[Problem]
Exclude the pictures and return every line exactly as written.

[Recorded data]
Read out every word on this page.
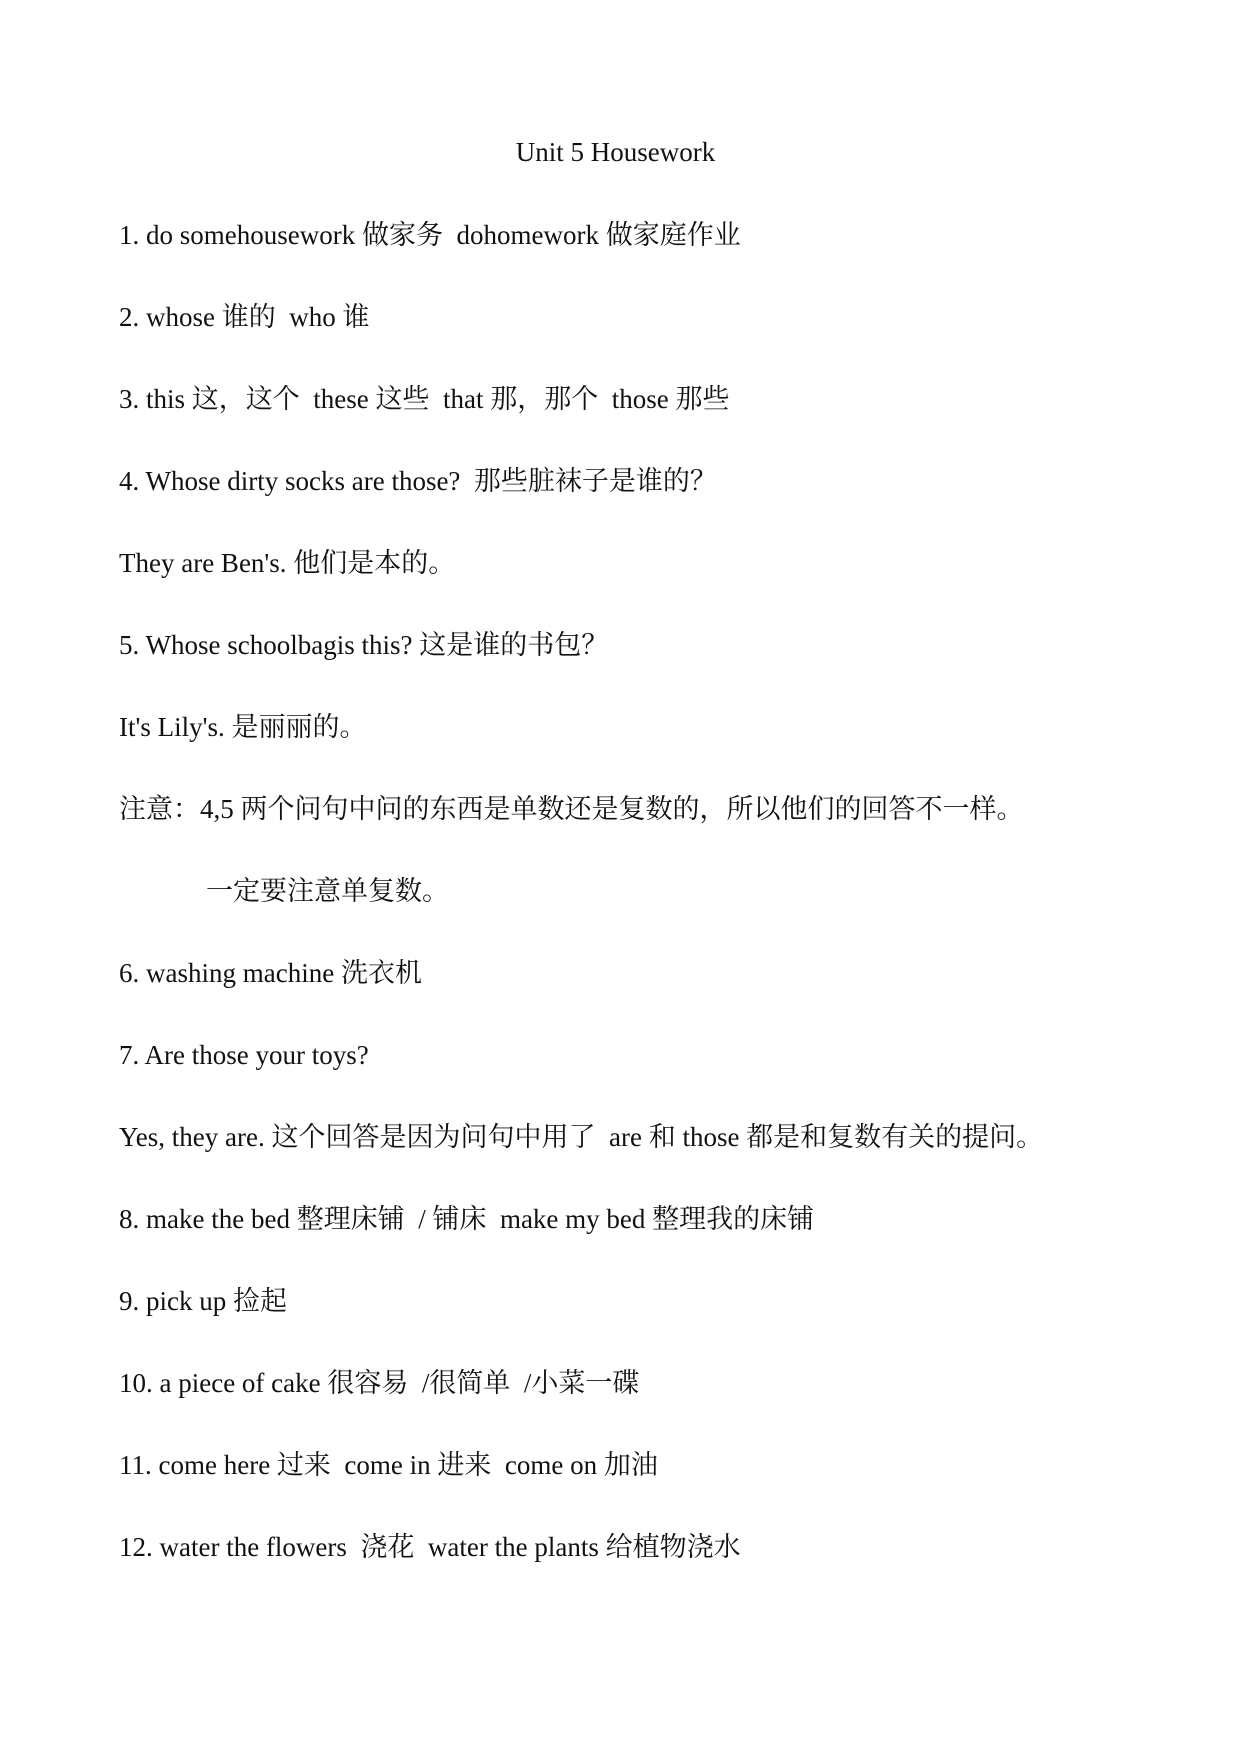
Unit 5 Housework
1. do somehousework 做家务  dohomework 做家庭作业
2. whose 谁的  who 谁
3. this 这，这个  these 这些  that 那，那个  those 那些
4. Whose dirty socks are those?  那些脏袜子是谁的？
They are Ben's. 他们是本的。
5. Whose schoolbagis this? 这是谁的书包？
It's Lily's. 是丽丽的。
注意：4,5 两个问句中问的东西是单数还是复数的，所以他们的回答不一样。
一定要注意单复数。
6. washing machine 洗衣机
7. Are those your toys?
Yes, they are. 这个回答是因为问句中用了  are 和 those 都是和复数有关的提问。
8. make the bed 整理床铺  / 铺床  make my bed 整理我的床铺
9. pick up 捡起
10. a piece of cake 很容易  /很简单  /小菜一碟
11. come here 过来  come in 进来  come on 加油
12. water the flowers  浇花  water the plants 给植物浇水
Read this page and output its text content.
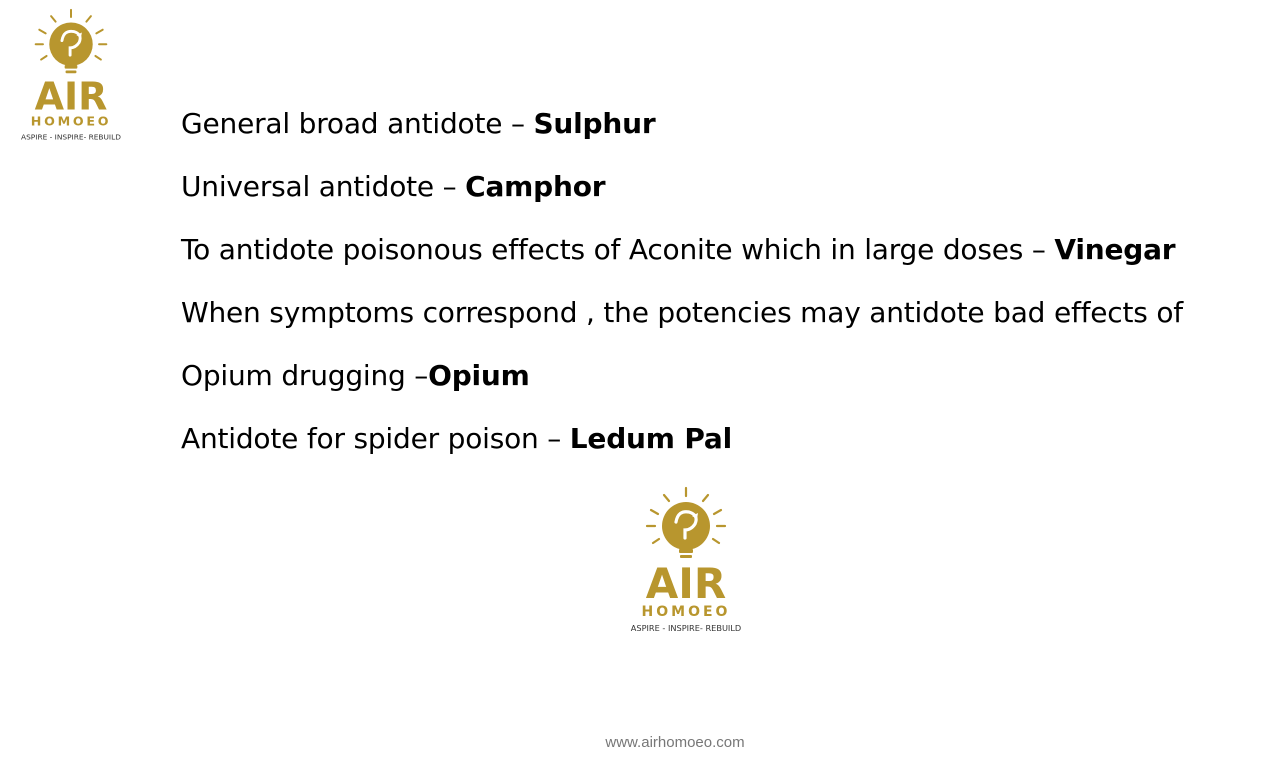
AIR
HOMOEO
ASPIRE - INSPIRE- REBUILD General broad antidote – Sulphur
Universal antidote – Camphor
To antidote poisonous effects of Aconite which in large doses – Vinegar
When symptoms correspond , the potencies may antidote bad effects of
Opium drugging –Opium
Antidote for spider poison – Ledum Pal
AIR
HOMOEO
ASPIRE - INSPIRE- REBUILD
www.airhomoeo.com
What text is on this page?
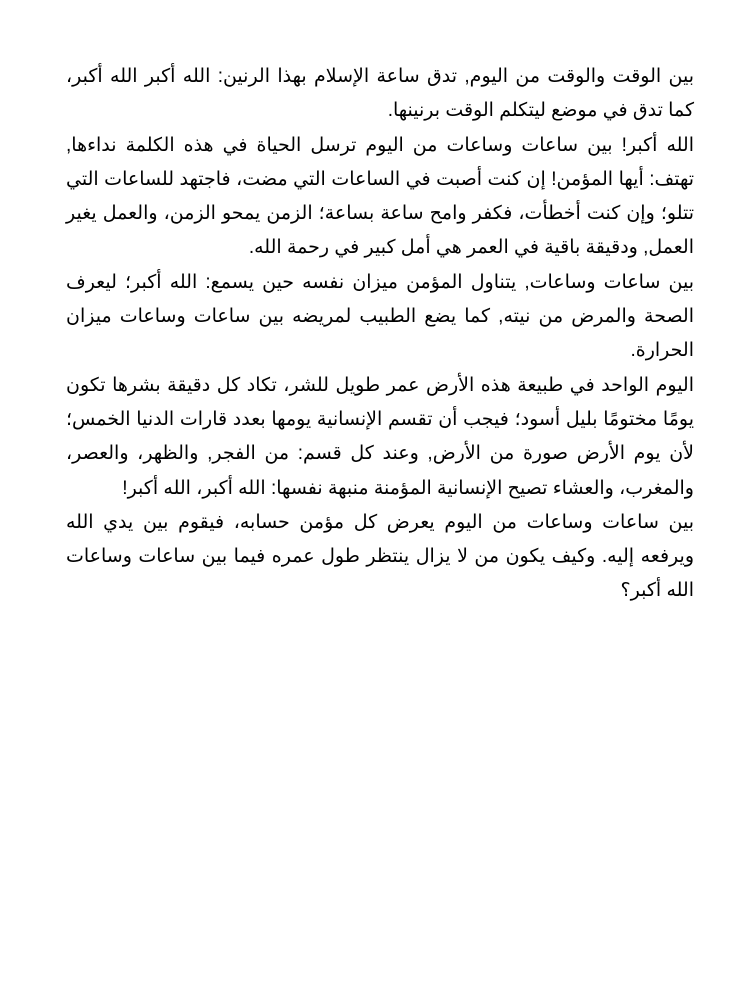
بين الوقت والوقت من اليوم, تدق ساعة الإسلام بهذا الرنين: الله أكبر الله أكبر، كما تدق في موضع ليتكلم الوقت برنينها.

الله أكبر! بين ساعات وساعات من اليوم ترسل الحياة في هذه الكلمة نداءها, تهتف: أيها المؤمن! إن كنت أصبت في الساعات التي مضت، فاجتهد للساعات التي تتلو؛ وإن كنت أخطأت، فكفر وامح ساعة بساعة؛ الزمن يمحو الزمن، والعمل يغير العمل, ودقيقة باقية في العمر هي أمل كبير في رحمة الله.

بين ساعات وساعات, يتناول المؤمن ميزان نفسه حين يسمع: الله أكبر؛ ليعرف الصحة والمرض من نيته, كما يضع الطبيب لمريضه بين ساعات وساعات ميزان الحرارة.

اليوم الواحد في طبيعة هذه الأرض عمر طويل للشر، تكاد كل دقيقة بشرها تكون يومًا مختومًا بليل أسود؛ فيجب أن تقسم الإنسانية يومها بعدد قارات الدنيا الخمس؛ لأن يوم الأرض صورة من الأرض, وعند كل قسم: من الفجر, والظهر، والعصر، والمغرب، والعشاء تصيح الإنسانية المؤمنة منبهة نفسها: الله أكبر، الله أكبر!

بين ساعات وساعات من اليوم يعرض كل مؤمن حسابه، فيقوم بين يدي الله ويرفعه إليه. وكيف يكون من لا يزال ينتظر طول عمره فيما بين ساعات وساعات الله أكبر؟
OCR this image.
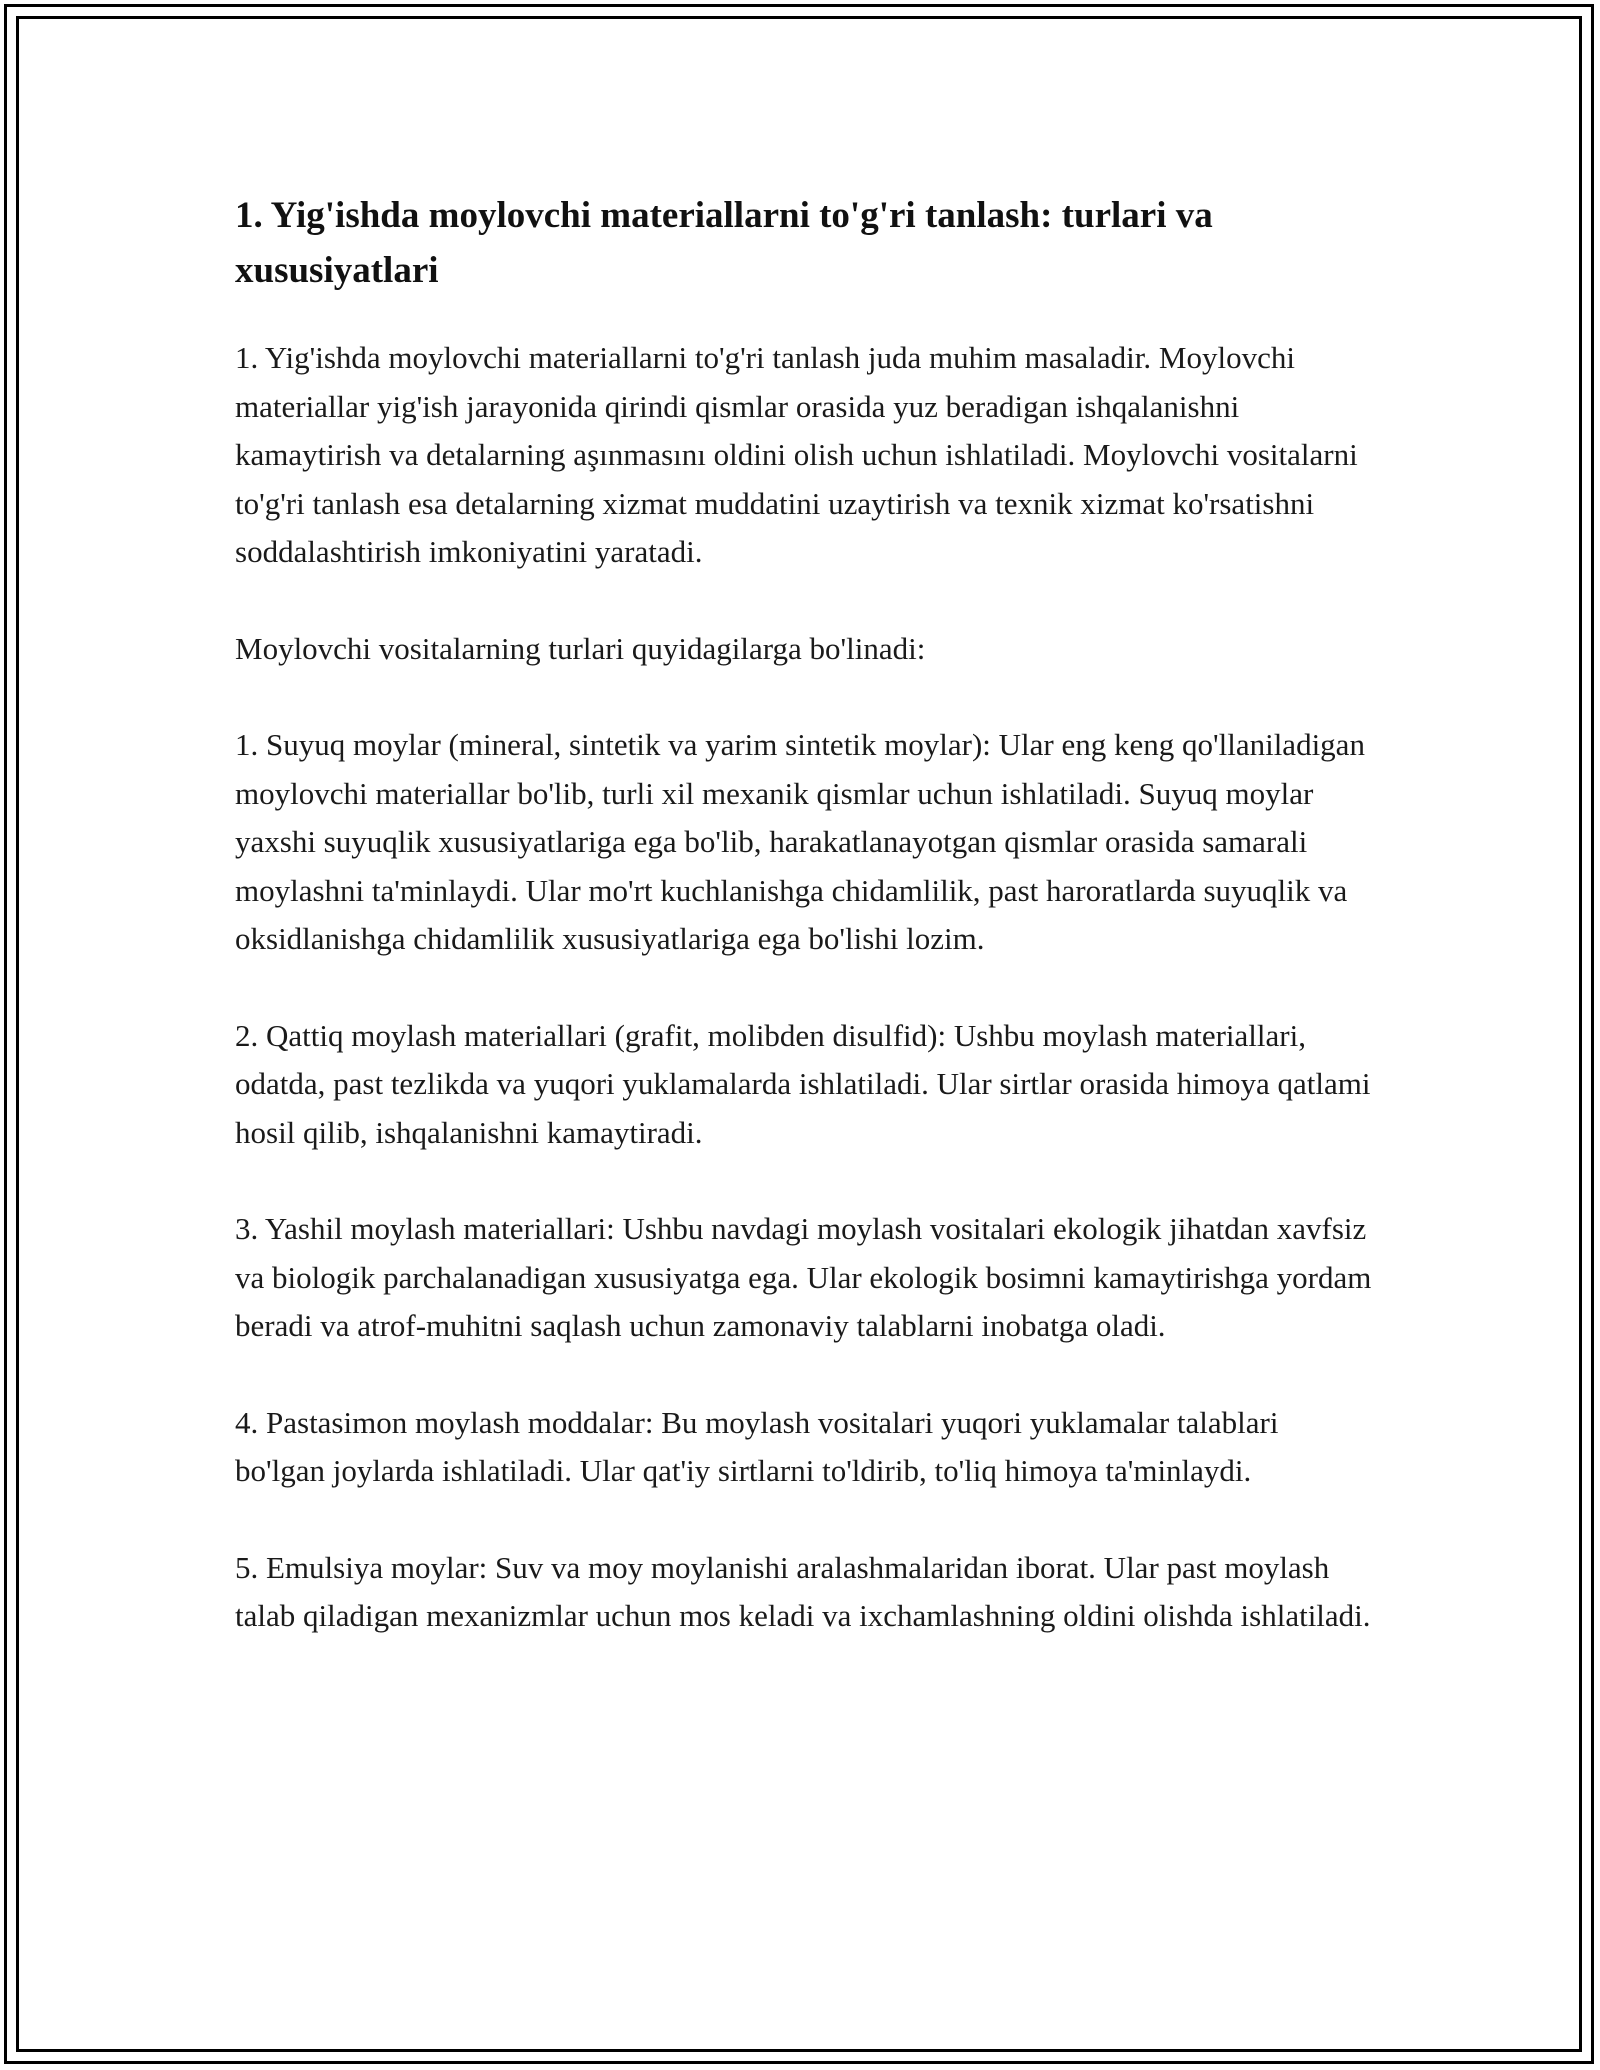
1. Yig'ishda moylovchi materiallarni to'g'ri tanlash: turlari va xususiyatlari

1. Yig'ishda moylovchi materiallarni to'g'ri tanlash juda muhim masaladir. Moylovchi materiallar yig'ish jarayonida qirindi qismlar orasida yuz beradigan ishqalanishni kamaytirish va detalarning aşınmasını oldini olish uchun ishlatiladi. Moylovchi vositalarni to'g'ri tanlash esa detalarning xizmat muddatini uzaytirish va texnik xizmat ko'rsatishni soddalashtirish imkoniyatini yaratadi.

Moylovchi vositalarning turlari quyidagilarga bo'linadi:

1. Suyuq moylar (mineral, sintetik va yarim sintetik moylar): Ular eng keng qo'llaniladigan moylovchi materiallar bo'lib, turli xil mexanik qismlar uchun ishlatiladi. Suyuq moylar yaxshi suyuqlik xususiyatlariga ega bo'lib, harakatlanayotgan qismlar orasida samarali moylashni ta'minlaydi. Ular mo'rt kuchlanishga chidamlilik, past haroratlarda suyuqlik va oksidlanishga chidamlilik xususiyatlariga ega bo'lishi lozim.

2. Qattiq moylash materiallari (grafit, molibden disulfid): Ushbu moylash materiallari, odatda, past tezlikda va yuqori yuklamalarda ishlatiladi. Ular sirtlar orasida himoya qatlami hosil qilib, ishqalanishni kamaytiradi.

3. Yashil moylash materiallari: Ushbu navdagi moylash vositalari ekologik jihatdan xavfsiz va biologik parchalanadigan xususiyatga ega. Ular ekologik bosimni kamaytirishga yordam beradi va atrof-muhitni saqlash uchun zamonaviy talablarni inobatga oladi.

4. Pastasimon moylash moddalar: Bu moylash vositalari yuqori yuklamalar talablari bo'lgan joylarda ishlatiladi. Ular qat'iy sirtlarni to'ldirib, to'liq himoya ta'minlaydi.

5. Emulsiya moylar: Suv va moy moylanishi aralashmalaridan iborat. Ular past moylash talab qiladigan mexanizmlar uchun mos keladi va ixchamlashning oldini olishda ishlatiladi.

[Completed task]
Read out every word on this page.
Unit 5 Housework
1. do somehousework 做家务  dohomework 做家庭作业
2. whose 谁的  who 谁
3. this 这，这个  these 这些  that 那，那个  those 那些
4. Whose dirty socks are those?  那些脏袜子是谁的？
They are Ben's. 他们是本的。
5. Whose schoolbagis this? 这是谁的书包？
It's Lily's. 是丽丽的。
注意：4,5 两个问句中问的东西是单数还是复数的，所以他们的回答不一样。
一定要注意单复数。
6. washing machine 洗衣机
7. Are those your toys?
Yes, they are. 这个回答是因为问句中用了  are 和 those 都是和复数有关的提问。
8. make the bed 整理床铺  / 铺床  make my bed 整理我的床铺
9. pick up 捡起
10. a piece of cake 很容易  /很简单  /小菜一碟
11. come here 过来  come in 进来  come on 加油
12. water the flowers  浇花  water the plants 给植物浇水
Read this page and output its text content.
AIR
HOMOEO
ASPIRE - INSPIRE- REBUILD General broad antidote – Sulphur
Universal antidote – Camphor
To antidote poisonous effects of Aconite which in large doses – Vinegar
When symptoms correspond , the potencies may antidote bad effects of
Opium drugging –Opium
Antidote for spider poison – Ledum Pal
AIR
HOMOEO
ASPIRE - INSPIRE- REBUILD
www.airhomoeo.com
What text is on this page?
بين الوقت والوقت من اليوم, تدق ساعة الإسلام بهذا الرنين: الله أكبر الله أكبر، كما تدق في موضع ليتكلم الوقت برنينها.

الله أكبر! بين ساعات وساعات من اليوم ترسل الحياة في هذه الكلمة نداءها, تهتف: أيها المؤمن! إن كنت أصبت في الساعات التي مضت، فاجتهد للساعات التي تتلو؛ وإن كنت أخطأت، فكفر وامح ساعة بساعة؛ الزمن يمحو الزمن، والعمل يغير العمل, ودقيقة باقية في العمر هي أمل كبير في رحمة الله.

بين ساعات وساعات, يتناول المؤمن ميزان نفسه حين يسمع: الله أكبر؛ ليعرف الصحة والمرض من نيته, كما يضع الطبيب لمريضه بين ساعات وساعات ميزان الحرارة.

اليوم الواحد في طبيعة هذه الأرض عمر طويل للشر، تكاد كل دقيقة بشرها تكون يومًا مختومًا بليل أسود؛ فيجب أن تقسم الإنسانية يومها بعدد قارات الدنيا الخمس؛ لأن يوم الأرض صورة من الأرض, وعند كل قسم: من الفجر, والظهر، والعصر، والمغرب، والعشاء تصيح الإنسانية المؤمنة منبهة نفسها: الله أكبر، الله أكبر!

بين ساعات وساعات من اليوم يعرض كل مؤمن حسابه، فيقوم بين يدي الله ويرفعه إليه. وكيف يكون من لا يزال ينتظر طول عمره فيما بين ساعات وساعات الله أكبر؟
OCR this image.
1. Yig'ishda moylovchi materiallarni to'g'ri tanlash: turlari va xususiyatlari

1. Yig'ishda moylovchi materiallarni to'g'ri tanlash juda muhim masaladir. Moylovchi materiallar yig'ish jarayonida qirindi qismlar orasida yuz beradigan ishqalanishni kamaytirish va detalarning aşınmasını oldini olish uchun ishlatiladi. Moylovchi vositalarni to'g'ri tanlash esa detalarning xizmat muddatini uzaytirish va texnik xizmat ko'rsatishni soddalashtirish imkoniyatini yaratadi.

Moylovchi vositalarning turlari quyidagilarga bo'linadi:

1. Suyuq moylar (mineral, sintetik va yarim sintetik moylar): Ular eng keng qo'llaniladigan moylovchi materiallar bo'lib, turli xil mexanik qismlar uchun ishlatiladi. Suyuq moylar yaxshi suyuqlik xususiyatlariga ega bo'lib, harakatlanayotgan qismlar orasida samarali moylashni ta'minlaydi. Ular mo'rt kuchlanishga chidamlilik, past haroratlarda suyuqlik va oksidlanishga chidamlilik xususiyatlariga ega bo'lishi lozim.

2. Qattiq moylash materiallari (grafit, molibden disulfid): Ushbu moylash materiallari, odatda, past tezlikda va yuqori yuklamalarda ishlatiladi. Ular sirtlar orasida himoya qatlami hosil qilib, ishqalanishni kamaytiradi.

3. Yashil moylash materiallari: Ushbu navdagi moylash vositalari ekologik jihatdan xavfsiz va biologik parchalanadigan xususiyatga ega. Ular ekologik bosimni kamaytirishga yordam beradi va atrof-muhitni saqlash uchun zamonaviy talablarni inobatga oladi.

4. Pastasimon moylash moddalar: Bu moylash vositalari yuqori yuklamalar talablari bo'lgan joylarda ishlatiladi. Ular qat'iy sirtlarni to'ldirib, to'liq himoya ta'minlaydi.

5. Emulsiya moylar: Suv va moy moylanishi aralashmalaridan iborat. Ular past moylash talab qiladigan mexanizmlar uchun mos keladi va ixchamlashning oldini olishda ishlatiladi.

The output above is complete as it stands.